The exercise. Please reproduce the stretch of the listing from the line containing "Enumerate the UI" through the line containing "pct-label: 17.3% [1236,603,1302,629]", swapping "Publications" for "Articles" and leaving everything else unchanged.

┄┄┄┄┄┄┄┄┄┄┄┄┄┄┄┄┄┄┄┄

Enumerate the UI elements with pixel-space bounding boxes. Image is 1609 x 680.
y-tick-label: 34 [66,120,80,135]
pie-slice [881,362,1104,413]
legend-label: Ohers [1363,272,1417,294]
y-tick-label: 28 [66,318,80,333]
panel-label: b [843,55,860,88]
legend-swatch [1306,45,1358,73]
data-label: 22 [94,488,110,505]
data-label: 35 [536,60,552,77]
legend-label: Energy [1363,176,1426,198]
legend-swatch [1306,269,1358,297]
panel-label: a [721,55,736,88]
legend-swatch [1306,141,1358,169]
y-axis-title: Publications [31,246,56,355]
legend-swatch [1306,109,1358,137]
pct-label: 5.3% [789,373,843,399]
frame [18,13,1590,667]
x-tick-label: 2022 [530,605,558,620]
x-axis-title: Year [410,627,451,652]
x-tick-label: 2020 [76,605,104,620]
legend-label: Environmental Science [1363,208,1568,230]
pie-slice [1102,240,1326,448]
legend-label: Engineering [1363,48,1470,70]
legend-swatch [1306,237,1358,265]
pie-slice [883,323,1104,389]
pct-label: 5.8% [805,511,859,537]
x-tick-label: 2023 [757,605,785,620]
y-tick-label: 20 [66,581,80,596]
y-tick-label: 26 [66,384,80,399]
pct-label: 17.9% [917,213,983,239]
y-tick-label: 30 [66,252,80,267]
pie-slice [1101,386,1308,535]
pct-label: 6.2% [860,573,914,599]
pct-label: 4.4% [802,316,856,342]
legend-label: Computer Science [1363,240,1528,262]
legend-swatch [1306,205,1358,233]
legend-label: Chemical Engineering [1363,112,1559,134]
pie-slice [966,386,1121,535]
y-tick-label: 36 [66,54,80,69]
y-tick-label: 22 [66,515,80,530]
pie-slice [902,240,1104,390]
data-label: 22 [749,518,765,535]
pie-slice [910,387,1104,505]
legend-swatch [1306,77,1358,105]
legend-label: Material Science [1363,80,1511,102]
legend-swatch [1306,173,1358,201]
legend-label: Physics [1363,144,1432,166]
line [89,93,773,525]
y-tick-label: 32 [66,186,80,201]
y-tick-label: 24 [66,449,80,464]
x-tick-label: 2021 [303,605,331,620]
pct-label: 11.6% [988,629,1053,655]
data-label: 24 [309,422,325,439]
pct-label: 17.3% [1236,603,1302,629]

┄┄┄┄┄┄┄┄┄┄┄┄┄┄┄┄┄┄┄┄

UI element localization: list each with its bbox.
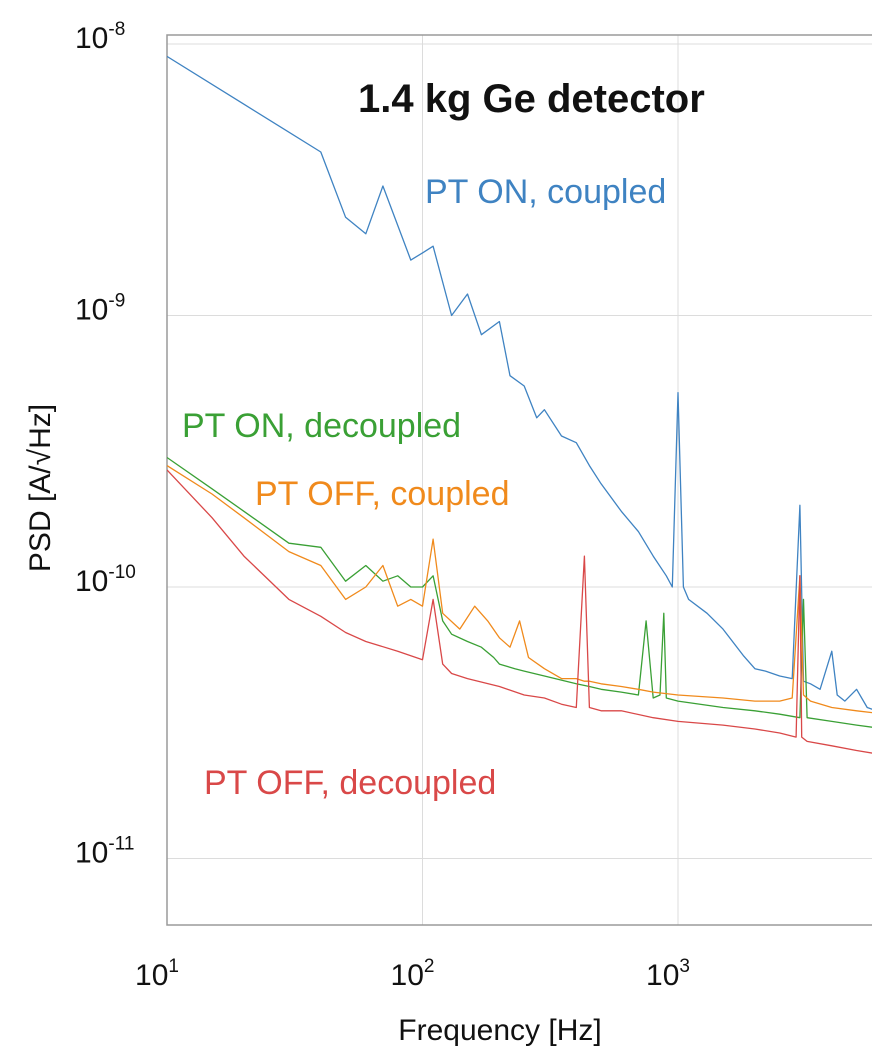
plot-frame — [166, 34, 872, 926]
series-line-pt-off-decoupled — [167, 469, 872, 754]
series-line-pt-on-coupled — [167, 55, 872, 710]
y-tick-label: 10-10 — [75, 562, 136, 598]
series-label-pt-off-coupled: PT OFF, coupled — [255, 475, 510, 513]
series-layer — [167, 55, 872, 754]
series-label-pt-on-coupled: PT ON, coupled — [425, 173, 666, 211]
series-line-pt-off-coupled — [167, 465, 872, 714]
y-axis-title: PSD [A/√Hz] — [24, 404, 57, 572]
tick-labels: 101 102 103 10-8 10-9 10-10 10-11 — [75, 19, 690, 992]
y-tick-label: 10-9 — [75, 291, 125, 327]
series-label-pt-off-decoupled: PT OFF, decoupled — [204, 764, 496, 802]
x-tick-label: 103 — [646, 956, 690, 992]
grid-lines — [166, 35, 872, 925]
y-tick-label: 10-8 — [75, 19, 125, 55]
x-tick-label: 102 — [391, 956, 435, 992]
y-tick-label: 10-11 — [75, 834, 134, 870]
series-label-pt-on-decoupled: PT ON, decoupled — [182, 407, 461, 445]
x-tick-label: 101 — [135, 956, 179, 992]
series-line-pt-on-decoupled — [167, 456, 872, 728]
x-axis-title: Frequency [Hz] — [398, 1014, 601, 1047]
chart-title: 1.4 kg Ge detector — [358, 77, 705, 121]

┄┄┄┄┄┄┄┄┄┄┄┄┄┄┄┄┄┄┄┄

Written solution.
Enumerate the UI elements with pixel-space bounding boxes. Image is 1609 x 680.
y-tick-label: 34 [66,120,80,135]
pie-slice [881,362,1104,413]
legend-label: Ohers [1363,272,1417,294]
y-tick-label: 28 [66,318,80,333]
panel-label: b [843,55,860,88]
legend-swatch [1306,45,1358,73]
data-label: 22 [94,488,110,505]
data-label: 35 [536,60,552,77]
legend-label: Energy [1363,176,1426,198]
legend-swatch [1306,269,1358,297]
panel-label: a [721,55,736,88]
legend-swatch [1306,141,1358,169]
y-axis-title: Articles [31,246,56,355]
legend-swatch [1306,109,1358,137]
pct-label: 5.3% [789,373,843,399]
frame [18,13,1590,667]
x-tick-label: 2022 [530,605,558,620]
x-axis-title: Year [410,627,451,652]
x-tick-label: 2020 [76,605,104,620]
legend-label: Environmental Science [1363,208,1568,230]
pie-slice [1102,240,1326,448]
legend-label: Engineering [1363,48,1470,70]
legend-swatch [1306,237,1358,265]
pie-slice [883,323,1104,389]
pct-label: 5.8% [805,511,859,537]
x-tick-label: 2023 [757,605,785,620]
y-tick-label: 20 [66,581,80,596]
y-tick-label: 26 [66,384,80,399]
pct-label: 17.9% [917,213,983,239]
y-tick-label: 30 [66,252,80,267]
pie-slice [1101,386,1308,535]
pct-label: 6.2% [860,573,914,599]
pct-label: 4.4% [802,316,856,342]
legend-label: Computer Science [1363,240,1528,262]
legend-swatch [1306,205,1358,233]
legend-label: Chemical Engineering [1363,112,1559,134]
pie-slice [966,386,1121,535]
y-tick-label: 36 [66,54,80,69]
y-tick-label: 22 [66,515,80,530]
pie-slice [902,240,1104,390]
data-label: 22 [749,518,765,535]
pie-slice [910,387,1104,505]
legend-swatch [1306,77,1358,105]
legend-label: Material Science [1363,80,1511,102]
legend-swatch [1306,173,1358,201]
legend-label: Physics [1363,144,1432,166]
line [89,93,773,525]
y-tick-label: 32 [66,186,80,201]
y-tick-label: 24 [66,449,80,464]
x-tick-label: 2021 [303,605,331,620]
pct-label: 11.6% [988,629,1053,655]
data-label: 24 [309,422,325,439]
pct-label: 17.3% [1236,603,1302,629]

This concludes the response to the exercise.